Records provided:
※ ※ ※

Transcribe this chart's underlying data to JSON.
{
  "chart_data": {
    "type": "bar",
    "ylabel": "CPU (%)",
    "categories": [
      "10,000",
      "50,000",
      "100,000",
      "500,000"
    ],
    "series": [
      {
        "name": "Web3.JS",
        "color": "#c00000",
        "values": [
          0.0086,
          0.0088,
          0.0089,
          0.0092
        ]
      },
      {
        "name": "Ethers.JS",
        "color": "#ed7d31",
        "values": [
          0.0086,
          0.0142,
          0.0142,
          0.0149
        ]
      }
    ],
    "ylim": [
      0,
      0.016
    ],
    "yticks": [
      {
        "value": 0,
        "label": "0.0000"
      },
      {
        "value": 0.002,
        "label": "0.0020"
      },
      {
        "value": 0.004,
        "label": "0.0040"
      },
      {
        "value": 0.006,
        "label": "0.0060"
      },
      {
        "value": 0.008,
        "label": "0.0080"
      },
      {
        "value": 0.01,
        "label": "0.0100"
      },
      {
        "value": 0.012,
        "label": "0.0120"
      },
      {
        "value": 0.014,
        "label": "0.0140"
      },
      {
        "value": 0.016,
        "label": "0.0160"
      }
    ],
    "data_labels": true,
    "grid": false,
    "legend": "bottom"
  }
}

※ ※ ※

Exercise directions:
Output the records exactly, including every line.

Problem solution:
Transcribe this chart's underlying data to JSON.
{
  "chart_data": {
    "type": "bar",
    "ylabel": "CPU (%)",
    "categories": [
      "10,000",
      "50,000",
      "100,000",
      "500,000"
    ],
    "series": [
      {
        "name": "Web3.JS",
        "color": "#c00000",
        "values": [
          0.0086,
          0.0088,
          0.0089,
          0.0092
        ]
      },
      {
        "name": "Ethers.JS",
        "color": "#ed7d31",
        "values": [
          0.0086,
          0.0142,
          0.0142,
          0.0149
        ]
      }
    ],
    "ylim": [
      0,
      0.016
    ],
    "yticks": [
      {
        "value": 0,
        "label": "0.0000"
      },
      {
        "value": 0.002,
        "label": "0.0020"
      },
      {
        "value": 0.004,
        "label": "0.0040"
      },
      {
        "value": 0.006,
        "label": "0.0060"
      },
      {
        "value": 0.008,
        "label": "0.0080"
      },
      {
        "value": 0.01,
        "label": "0.0100"
      },
      {
        "value": 0.012,
        "label": "0.0120"
      },
      {
        "value": 0.014,
        "label": "0.0140"
      },
      {
        "value": 0.016,
        "label": "0.0160"
      }
    ],
    "data_labels": true,
    "grid": false,
    "legend": "bottom"
  }
}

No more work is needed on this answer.